> **SHORT PROBLEM**
Return all lines in the material below that contain "want".

> **EXERCISE INPUTS**

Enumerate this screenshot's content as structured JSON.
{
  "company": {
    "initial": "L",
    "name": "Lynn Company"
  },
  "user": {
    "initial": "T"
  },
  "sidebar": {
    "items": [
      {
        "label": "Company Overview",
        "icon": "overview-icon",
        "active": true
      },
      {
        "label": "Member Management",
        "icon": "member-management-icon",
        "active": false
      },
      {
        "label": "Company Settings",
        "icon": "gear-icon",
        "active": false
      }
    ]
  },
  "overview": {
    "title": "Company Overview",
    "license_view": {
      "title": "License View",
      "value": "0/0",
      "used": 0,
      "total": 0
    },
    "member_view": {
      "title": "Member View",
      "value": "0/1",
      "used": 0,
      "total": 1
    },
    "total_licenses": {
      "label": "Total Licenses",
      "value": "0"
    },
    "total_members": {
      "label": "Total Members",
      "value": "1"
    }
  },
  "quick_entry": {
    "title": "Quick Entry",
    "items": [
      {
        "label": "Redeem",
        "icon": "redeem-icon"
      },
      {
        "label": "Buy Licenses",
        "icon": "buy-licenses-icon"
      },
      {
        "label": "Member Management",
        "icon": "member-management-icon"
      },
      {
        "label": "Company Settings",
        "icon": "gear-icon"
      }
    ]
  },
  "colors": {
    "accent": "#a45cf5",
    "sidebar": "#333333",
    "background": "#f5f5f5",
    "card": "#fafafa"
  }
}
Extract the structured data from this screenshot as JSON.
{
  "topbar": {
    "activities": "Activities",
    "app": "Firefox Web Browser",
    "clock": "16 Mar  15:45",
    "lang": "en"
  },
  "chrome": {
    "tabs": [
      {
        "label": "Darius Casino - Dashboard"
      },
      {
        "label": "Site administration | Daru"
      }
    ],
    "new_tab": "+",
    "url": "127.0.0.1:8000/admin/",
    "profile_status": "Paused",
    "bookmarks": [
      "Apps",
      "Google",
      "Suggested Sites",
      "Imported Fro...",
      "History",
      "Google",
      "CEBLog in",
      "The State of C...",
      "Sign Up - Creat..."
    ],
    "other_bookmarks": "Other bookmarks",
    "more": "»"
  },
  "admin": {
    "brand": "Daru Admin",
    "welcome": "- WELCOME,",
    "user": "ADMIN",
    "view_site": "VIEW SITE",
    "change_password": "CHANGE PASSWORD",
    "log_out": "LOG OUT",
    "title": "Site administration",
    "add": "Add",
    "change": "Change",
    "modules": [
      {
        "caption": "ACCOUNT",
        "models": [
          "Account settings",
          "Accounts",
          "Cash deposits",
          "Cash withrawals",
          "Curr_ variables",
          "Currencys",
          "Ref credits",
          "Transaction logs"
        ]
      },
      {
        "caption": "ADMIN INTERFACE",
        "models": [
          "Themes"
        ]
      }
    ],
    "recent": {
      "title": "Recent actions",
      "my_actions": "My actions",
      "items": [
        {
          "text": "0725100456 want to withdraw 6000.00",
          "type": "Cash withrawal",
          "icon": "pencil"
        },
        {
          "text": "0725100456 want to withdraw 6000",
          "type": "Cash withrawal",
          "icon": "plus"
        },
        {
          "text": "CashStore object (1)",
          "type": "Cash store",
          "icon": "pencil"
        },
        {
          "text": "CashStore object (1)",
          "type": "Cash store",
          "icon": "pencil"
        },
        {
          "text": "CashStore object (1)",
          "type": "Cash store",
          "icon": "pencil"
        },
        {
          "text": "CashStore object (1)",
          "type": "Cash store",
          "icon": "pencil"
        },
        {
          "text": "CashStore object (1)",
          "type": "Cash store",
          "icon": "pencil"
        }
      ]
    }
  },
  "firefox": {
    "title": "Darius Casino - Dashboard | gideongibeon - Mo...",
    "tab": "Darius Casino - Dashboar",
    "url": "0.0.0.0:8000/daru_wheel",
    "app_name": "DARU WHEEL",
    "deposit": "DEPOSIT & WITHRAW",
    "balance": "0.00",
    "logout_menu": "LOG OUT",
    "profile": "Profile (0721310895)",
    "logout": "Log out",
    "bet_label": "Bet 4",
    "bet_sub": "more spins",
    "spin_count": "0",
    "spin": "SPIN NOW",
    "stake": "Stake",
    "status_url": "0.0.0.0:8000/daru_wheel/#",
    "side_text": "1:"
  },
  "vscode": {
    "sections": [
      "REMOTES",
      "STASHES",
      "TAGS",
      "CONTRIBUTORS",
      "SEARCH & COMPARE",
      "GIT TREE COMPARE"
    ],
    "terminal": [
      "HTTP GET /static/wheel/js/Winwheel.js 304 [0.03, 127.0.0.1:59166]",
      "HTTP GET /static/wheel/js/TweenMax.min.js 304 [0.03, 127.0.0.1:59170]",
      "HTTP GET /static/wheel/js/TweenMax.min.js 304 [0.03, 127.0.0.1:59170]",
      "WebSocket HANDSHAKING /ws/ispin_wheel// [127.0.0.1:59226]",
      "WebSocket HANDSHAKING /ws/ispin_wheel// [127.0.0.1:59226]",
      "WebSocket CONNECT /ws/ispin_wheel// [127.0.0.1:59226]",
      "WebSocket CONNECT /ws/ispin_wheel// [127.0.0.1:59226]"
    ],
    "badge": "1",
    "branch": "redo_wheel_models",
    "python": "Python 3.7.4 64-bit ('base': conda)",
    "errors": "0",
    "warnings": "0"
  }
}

> **TASK SOLUTION**
          "text": "0725100456 want to withdraw 6000.00",
          "text": "0725100456 want to withdraw 6000",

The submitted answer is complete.